Prompt
Quote all of the entries word for word.

§ §

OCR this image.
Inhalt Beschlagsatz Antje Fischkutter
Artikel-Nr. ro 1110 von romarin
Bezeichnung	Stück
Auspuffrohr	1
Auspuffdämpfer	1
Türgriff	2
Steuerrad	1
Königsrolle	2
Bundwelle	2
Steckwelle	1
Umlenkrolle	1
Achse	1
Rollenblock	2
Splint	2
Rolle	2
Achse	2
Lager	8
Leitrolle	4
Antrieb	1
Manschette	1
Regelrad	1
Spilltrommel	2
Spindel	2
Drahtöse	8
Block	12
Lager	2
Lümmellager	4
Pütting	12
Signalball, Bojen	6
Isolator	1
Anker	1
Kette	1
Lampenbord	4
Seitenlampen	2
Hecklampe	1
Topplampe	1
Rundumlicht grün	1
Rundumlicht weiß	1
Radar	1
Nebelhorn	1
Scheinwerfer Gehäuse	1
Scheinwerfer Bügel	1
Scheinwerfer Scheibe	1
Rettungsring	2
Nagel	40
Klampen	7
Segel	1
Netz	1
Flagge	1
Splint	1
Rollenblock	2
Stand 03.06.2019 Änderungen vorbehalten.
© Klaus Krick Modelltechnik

§ §

Exercise response
OCR this image.
Inhalt Beschlagsatz Antje Fischkutter
Artikel-Nr. ro 1110 von romarin
Bezeichnung	Stück
Auspuffrohr	1
Auspuffdämpfer	1
Türgriff	2
Steuerrad	1
Königsrolle	2
Bundwelle	2
Steckwelle	1
Umlenkrolle	1
Achse	1
Rollenblock	2
Splint	2
Rolle	2
Achse	2
Lager	8
Leitrolle	4
Antrieb	1
Manschette	1
Regelrad	1
Spilltrommel	2
Spindel	2
Drahtöse	8
Block	12
Lager	2
Lümmellager	4
Pütting	12
Signalball, Bojen	6
Isolator	1
Anker	1
Kette	1
Lampenbord	4
Seitenlampen	2
Hecklampe	1
Topplampe	1
Rundumlicht grün	1
Rundumlicht weiß	1
Radar	1
Nebelhorn	1
Scheinwerfer Gehäuse	1
Scheinwerfer Bügel	1
Scheinwerfer Scheibe	1
Rettungsring	2
Nagel	40
Klampen	7
Segel	1
Netz	1
Flagge	1
Splint	1
Rollenblock	2
Stand 03.06.2019 Änderungen vorbehalten.
© Klaus Krick Modelltechnik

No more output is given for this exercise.